**Exercise requirements:** Pull every line containing the word "define" from the records.

**Recorded data:**
########
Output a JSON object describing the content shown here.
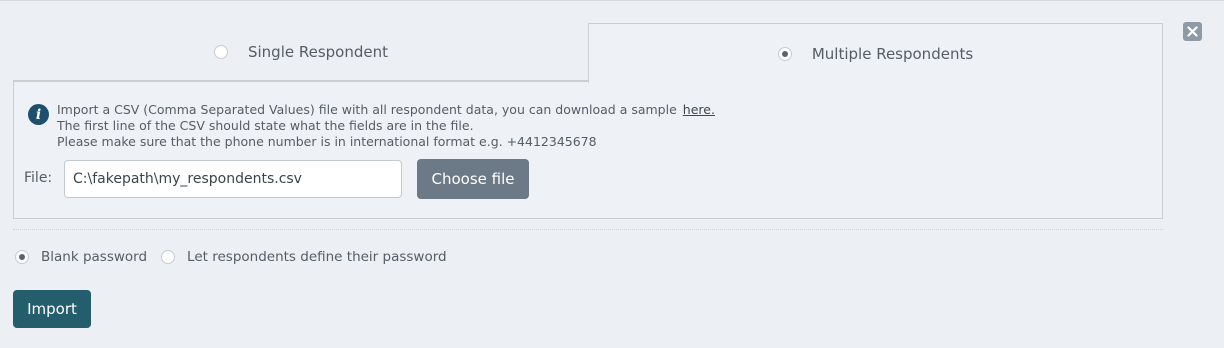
{
  "tabs": {
    "single": {
      "label": "Single Respondent",
      "selected": false
    },
    "multiple": {
      "label": "Multiple Respondents",
      "selected": true
    }
  },
  "info": {
    "line1": "Import a CSV (Comma Separated Values) file with all respondent data, you can download a sample",
    "link_label": "here.",
    "line2": "The first line of the CSV should state what the fields are in the file.",
    "line3": "Please make sure that the phone number is in international format e.g. +4412345678"
  },
  "file": {
    "label": "File:",
    "value": "C:\\fakepath\\my_respondents.csv",
    "choose_label": "Choose file"
  },
  "password_options": {
    "blank": {
      "label": "Blank password",
      "selected": true
    },
    "define": {
      "label": "Let respondents define their password",
      "selected": false
    }
  },
  "import_label": "Import",
  "icons": {
    "close": "close-icon",
    "info": "info-icon"
  }
}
########
**Result of the exercise:**
    "define": {
      "label": "Let respondents define their password",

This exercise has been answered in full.